__Task statement__. Check every line of the data below for the string "recovery", and copy the ones that hold it.

[Figure data in JSON]
★ ★ ★ ★
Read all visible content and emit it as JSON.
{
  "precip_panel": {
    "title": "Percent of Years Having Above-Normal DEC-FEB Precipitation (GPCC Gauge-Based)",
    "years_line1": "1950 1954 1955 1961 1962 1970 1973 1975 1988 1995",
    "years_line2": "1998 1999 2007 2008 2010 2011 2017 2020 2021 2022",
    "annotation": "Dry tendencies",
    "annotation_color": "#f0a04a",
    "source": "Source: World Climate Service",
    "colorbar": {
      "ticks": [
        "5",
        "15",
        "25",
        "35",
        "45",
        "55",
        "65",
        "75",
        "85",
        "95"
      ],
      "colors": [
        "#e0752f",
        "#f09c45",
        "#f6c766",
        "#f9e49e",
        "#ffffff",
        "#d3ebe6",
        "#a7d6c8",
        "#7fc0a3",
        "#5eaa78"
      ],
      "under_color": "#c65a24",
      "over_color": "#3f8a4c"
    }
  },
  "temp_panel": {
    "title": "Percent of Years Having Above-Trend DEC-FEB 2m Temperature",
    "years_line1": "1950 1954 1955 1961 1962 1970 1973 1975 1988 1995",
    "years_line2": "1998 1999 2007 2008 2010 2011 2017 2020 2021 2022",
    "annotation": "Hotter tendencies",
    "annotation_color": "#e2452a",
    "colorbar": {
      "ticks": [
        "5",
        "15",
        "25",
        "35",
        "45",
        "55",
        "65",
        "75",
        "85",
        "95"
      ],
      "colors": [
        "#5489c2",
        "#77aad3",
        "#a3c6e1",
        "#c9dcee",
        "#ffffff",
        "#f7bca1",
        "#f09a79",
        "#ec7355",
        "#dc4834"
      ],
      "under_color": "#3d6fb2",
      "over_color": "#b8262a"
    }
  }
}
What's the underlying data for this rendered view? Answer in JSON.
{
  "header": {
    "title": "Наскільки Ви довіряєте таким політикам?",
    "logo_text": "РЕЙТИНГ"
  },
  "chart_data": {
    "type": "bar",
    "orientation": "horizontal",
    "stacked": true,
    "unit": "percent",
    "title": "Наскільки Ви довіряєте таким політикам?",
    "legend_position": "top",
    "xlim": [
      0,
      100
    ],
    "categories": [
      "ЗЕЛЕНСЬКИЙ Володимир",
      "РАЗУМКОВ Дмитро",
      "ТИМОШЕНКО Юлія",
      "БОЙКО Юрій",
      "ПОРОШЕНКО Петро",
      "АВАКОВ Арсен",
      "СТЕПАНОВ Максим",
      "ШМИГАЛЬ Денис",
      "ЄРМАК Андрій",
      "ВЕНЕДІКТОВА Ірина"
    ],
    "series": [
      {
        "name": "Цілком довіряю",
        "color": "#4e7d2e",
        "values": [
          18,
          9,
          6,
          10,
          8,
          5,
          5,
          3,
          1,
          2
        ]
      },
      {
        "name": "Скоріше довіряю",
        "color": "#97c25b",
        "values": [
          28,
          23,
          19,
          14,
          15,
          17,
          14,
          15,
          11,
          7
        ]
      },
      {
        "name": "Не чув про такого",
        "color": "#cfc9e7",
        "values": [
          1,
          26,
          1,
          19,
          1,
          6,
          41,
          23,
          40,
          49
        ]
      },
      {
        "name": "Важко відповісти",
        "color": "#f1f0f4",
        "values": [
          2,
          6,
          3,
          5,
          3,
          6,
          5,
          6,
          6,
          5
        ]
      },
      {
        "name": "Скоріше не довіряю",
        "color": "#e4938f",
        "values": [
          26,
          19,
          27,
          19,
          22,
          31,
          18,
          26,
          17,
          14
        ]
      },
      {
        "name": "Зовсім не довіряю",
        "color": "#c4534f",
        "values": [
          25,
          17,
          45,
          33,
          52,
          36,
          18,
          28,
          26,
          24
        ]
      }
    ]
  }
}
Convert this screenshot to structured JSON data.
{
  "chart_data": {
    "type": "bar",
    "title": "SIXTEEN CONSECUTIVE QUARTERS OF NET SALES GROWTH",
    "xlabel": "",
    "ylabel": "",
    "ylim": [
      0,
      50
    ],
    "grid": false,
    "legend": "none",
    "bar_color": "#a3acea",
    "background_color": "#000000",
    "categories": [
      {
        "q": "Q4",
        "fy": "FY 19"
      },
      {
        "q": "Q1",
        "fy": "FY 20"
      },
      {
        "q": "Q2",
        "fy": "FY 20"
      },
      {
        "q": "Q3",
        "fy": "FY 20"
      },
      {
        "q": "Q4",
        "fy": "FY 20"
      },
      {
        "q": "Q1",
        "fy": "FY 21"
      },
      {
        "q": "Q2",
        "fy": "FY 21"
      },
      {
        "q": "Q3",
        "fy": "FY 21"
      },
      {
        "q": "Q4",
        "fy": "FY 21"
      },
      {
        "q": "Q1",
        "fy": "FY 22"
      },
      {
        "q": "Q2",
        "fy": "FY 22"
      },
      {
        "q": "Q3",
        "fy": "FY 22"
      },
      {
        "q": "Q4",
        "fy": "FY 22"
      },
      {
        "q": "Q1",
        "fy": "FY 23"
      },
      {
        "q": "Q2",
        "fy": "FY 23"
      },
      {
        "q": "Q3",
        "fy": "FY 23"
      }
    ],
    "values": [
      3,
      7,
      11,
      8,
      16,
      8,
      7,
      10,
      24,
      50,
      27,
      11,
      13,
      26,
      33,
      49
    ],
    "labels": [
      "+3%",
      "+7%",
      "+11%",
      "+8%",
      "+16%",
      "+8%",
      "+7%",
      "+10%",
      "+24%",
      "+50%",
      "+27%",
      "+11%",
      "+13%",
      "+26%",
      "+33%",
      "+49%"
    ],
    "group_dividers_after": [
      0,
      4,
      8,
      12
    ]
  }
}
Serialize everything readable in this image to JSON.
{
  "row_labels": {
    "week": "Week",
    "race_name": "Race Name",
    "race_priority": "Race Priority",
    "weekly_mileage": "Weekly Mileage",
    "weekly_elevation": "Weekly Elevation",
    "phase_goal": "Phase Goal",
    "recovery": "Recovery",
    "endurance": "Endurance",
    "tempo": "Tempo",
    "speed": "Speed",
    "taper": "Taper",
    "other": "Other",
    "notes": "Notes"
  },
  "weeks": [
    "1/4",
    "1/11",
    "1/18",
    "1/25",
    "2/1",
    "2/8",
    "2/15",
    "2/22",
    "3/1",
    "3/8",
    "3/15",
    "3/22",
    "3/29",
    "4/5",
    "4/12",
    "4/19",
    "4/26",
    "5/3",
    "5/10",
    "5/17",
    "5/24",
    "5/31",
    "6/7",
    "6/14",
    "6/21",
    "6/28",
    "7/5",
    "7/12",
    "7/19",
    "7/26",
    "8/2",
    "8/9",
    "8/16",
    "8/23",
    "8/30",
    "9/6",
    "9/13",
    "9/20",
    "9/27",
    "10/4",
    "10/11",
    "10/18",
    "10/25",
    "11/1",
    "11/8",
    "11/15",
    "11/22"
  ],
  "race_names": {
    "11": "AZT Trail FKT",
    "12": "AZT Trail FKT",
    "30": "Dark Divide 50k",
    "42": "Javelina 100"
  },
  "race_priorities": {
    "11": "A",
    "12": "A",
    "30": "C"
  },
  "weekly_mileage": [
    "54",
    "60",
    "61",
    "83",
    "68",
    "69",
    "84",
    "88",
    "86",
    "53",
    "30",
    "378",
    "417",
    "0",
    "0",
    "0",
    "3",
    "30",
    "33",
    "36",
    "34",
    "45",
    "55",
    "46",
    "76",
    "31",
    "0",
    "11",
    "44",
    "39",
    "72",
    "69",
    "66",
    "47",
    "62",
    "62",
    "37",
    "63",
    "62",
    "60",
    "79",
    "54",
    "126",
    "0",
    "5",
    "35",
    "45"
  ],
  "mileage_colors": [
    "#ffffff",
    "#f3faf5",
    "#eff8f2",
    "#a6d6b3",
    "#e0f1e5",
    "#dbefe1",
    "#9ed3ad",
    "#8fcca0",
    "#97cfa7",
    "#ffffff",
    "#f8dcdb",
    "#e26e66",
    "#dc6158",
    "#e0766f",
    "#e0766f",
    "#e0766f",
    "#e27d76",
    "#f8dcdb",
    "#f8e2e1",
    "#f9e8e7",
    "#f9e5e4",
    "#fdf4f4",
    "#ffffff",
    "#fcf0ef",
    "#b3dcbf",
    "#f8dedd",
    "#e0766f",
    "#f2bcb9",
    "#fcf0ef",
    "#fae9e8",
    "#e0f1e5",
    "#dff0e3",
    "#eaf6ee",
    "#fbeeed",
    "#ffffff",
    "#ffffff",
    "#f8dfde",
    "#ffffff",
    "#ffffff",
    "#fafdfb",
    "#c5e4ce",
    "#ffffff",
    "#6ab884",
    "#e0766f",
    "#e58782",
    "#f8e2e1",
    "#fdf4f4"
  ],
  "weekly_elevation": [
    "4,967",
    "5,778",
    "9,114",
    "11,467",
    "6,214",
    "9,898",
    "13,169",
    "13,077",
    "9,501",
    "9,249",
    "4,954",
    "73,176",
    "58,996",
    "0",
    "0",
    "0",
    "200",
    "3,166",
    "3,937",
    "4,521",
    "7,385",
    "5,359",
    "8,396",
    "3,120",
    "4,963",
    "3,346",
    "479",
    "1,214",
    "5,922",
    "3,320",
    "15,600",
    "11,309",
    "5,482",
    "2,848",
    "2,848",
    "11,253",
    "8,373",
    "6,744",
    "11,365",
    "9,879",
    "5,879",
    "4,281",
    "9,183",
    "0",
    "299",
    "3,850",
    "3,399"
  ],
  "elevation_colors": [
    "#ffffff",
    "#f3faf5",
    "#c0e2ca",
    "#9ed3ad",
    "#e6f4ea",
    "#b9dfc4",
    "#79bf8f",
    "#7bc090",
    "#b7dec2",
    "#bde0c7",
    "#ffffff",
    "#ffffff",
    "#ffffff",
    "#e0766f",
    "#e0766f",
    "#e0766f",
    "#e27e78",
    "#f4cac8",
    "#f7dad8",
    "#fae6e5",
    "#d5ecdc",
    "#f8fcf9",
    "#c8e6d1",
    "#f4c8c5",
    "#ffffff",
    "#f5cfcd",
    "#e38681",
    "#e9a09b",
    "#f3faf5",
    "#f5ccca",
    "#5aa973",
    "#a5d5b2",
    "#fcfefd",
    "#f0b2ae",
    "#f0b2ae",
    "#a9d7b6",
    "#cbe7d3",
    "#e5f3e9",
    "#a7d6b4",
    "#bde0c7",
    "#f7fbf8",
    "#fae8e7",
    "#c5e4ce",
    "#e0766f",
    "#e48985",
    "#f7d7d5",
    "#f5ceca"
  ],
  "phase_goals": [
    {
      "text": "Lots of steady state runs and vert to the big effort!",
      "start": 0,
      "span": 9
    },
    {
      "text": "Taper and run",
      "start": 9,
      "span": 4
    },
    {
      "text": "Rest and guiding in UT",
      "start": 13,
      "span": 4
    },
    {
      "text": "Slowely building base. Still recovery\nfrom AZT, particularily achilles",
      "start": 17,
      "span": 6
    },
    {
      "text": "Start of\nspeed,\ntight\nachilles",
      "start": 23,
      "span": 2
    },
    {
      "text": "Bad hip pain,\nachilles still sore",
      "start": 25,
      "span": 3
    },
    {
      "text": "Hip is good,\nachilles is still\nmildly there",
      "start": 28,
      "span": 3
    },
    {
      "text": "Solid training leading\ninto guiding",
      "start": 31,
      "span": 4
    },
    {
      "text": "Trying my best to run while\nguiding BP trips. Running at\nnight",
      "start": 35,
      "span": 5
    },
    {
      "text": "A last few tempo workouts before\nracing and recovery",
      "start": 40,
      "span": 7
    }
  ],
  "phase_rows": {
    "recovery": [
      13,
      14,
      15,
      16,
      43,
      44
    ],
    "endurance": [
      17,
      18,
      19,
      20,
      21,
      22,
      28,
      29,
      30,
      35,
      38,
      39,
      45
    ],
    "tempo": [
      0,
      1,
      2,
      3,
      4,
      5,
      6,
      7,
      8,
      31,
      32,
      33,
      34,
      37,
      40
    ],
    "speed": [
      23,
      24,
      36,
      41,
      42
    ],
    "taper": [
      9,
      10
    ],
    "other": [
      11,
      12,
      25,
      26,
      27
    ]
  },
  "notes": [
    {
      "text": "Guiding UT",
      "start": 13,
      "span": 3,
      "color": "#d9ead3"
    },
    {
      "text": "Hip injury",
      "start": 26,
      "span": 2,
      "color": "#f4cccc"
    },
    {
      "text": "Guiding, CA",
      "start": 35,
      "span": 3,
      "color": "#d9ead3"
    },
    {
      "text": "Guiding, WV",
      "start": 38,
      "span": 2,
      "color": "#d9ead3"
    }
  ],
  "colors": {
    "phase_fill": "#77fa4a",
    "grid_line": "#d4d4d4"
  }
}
★ ★ ★ ★
__Task response__.
    "recovery": "Recovery",
      "text": "Slowely building base. Still recovery\nfrom AZT, particularily achilles",
      "text": "A last few tempo workouts before\nracing and recovery",
    "recovery": [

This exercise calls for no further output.